### [Goal]
Review the lines that follow and copy each one that contains the word "dans".

Recorded data
.....
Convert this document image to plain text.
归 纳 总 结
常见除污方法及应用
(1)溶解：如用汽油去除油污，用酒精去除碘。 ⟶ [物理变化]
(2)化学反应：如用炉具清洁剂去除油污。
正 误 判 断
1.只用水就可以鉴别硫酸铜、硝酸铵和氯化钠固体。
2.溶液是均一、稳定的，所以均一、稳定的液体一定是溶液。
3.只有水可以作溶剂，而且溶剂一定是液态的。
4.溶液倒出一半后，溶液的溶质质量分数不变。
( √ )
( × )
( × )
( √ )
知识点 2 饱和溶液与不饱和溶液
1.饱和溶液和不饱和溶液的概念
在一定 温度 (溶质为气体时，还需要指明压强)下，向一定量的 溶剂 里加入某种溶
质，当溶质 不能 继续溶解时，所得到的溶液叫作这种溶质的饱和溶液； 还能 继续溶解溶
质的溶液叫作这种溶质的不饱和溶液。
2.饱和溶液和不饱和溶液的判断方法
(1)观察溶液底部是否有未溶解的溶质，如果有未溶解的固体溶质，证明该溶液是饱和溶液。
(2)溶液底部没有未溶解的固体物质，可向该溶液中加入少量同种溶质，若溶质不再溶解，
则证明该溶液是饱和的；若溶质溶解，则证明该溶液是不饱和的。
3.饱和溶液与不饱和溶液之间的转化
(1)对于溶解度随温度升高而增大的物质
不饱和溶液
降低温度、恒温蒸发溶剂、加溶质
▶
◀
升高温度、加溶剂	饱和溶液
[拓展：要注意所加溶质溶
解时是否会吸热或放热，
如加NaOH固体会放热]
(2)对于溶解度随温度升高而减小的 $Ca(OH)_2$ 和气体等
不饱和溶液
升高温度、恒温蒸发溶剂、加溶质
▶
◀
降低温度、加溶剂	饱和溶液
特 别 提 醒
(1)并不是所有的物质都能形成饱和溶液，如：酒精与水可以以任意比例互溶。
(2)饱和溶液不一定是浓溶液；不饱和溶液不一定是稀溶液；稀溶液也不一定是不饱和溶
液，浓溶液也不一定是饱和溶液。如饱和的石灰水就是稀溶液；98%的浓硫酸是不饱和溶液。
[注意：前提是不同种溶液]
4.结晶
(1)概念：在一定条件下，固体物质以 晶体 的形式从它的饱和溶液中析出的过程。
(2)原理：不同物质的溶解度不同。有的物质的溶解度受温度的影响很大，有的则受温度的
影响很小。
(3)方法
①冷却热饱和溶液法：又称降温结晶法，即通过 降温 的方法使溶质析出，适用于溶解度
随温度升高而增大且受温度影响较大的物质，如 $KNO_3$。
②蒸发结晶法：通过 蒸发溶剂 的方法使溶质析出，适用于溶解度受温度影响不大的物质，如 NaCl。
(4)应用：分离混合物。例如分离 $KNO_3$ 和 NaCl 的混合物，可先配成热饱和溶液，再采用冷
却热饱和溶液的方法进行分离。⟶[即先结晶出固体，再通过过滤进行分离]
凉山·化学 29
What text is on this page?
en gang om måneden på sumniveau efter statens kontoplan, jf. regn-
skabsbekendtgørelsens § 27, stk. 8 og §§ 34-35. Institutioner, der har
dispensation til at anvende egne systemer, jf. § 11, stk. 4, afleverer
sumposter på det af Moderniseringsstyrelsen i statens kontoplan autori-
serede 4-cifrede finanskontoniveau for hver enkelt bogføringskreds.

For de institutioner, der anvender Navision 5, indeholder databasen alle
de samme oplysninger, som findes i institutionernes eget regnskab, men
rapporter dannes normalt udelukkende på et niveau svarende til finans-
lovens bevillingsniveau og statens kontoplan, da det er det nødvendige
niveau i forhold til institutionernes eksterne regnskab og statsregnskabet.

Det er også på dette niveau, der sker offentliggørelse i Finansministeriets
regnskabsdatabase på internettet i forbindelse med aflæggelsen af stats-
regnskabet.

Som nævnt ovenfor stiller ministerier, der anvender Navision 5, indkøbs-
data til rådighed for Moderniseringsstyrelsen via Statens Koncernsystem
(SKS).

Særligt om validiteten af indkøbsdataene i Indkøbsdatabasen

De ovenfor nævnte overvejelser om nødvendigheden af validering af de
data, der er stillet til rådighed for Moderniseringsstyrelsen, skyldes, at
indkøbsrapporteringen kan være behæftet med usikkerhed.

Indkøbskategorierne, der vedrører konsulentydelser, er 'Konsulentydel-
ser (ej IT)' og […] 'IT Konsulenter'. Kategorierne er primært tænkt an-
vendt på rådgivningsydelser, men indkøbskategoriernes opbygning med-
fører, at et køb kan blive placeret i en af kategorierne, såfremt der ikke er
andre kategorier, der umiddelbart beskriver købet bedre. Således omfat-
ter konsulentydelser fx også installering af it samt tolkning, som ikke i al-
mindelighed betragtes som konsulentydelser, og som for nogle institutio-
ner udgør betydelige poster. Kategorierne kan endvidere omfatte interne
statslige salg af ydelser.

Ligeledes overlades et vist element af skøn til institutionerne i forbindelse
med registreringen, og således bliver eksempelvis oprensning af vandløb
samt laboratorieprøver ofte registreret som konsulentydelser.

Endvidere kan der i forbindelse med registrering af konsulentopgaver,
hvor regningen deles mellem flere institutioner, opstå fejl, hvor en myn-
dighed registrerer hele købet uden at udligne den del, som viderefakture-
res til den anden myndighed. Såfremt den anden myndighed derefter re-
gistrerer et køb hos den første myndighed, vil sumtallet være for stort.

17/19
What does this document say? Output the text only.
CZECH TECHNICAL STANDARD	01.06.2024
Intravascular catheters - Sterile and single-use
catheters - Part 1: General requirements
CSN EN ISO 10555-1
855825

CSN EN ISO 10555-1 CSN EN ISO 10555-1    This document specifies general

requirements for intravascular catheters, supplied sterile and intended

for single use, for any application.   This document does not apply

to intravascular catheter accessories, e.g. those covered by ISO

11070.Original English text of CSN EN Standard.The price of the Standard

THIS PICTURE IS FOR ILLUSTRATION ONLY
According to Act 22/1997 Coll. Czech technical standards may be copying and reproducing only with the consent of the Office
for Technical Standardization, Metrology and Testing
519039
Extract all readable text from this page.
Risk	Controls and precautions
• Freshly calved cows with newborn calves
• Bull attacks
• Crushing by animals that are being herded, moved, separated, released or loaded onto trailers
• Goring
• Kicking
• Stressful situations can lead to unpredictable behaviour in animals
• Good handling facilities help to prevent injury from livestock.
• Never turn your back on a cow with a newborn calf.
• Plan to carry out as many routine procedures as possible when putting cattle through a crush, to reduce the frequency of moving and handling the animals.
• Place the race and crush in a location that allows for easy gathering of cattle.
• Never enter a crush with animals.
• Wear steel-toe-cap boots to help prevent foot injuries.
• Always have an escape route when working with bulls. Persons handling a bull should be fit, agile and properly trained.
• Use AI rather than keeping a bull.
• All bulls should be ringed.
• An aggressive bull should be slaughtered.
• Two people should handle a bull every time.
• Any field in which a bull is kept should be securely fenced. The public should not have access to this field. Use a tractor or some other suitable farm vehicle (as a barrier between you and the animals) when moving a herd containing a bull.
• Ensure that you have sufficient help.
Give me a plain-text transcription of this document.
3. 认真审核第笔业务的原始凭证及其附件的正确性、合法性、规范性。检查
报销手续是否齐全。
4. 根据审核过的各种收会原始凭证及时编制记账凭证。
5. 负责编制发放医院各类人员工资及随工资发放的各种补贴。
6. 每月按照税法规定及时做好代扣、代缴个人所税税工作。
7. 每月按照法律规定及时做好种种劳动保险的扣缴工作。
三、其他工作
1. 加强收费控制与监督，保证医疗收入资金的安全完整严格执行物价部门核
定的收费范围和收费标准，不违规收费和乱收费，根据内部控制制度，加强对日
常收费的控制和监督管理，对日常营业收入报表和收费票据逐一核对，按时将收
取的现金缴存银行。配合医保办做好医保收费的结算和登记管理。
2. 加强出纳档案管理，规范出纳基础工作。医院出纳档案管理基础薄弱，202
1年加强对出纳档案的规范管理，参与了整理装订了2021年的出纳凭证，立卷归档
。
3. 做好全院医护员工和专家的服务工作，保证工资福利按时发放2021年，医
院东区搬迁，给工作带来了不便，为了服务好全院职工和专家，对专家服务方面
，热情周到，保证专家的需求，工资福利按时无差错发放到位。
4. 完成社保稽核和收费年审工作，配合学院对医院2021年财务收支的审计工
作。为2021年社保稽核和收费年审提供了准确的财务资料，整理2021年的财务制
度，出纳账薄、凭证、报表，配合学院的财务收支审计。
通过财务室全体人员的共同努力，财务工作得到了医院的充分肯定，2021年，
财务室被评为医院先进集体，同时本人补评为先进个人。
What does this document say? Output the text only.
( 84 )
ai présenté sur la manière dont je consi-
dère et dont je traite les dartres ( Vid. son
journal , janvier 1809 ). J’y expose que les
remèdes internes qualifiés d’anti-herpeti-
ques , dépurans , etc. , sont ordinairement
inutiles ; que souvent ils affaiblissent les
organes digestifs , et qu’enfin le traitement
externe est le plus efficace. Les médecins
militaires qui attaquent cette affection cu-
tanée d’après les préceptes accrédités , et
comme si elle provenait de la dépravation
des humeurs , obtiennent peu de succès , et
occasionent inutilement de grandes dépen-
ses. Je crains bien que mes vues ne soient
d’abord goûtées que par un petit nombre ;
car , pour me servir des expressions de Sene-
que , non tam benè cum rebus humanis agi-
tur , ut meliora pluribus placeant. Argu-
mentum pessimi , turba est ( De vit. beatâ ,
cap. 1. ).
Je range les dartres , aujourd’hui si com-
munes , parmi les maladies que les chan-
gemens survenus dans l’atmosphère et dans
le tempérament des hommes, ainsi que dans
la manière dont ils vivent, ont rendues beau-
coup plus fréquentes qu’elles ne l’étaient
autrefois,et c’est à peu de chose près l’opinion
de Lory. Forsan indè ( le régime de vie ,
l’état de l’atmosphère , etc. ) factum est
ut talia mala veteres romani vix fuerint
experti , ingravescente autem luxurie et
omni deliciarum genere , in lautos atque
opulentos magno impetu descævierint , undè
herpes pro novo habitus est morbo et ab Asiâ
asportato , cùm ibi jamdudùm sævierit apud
.....
### [Output for this task]
gemens survenus dans l’atmosphère et dans
le tempérament des hommes, ainsi que dans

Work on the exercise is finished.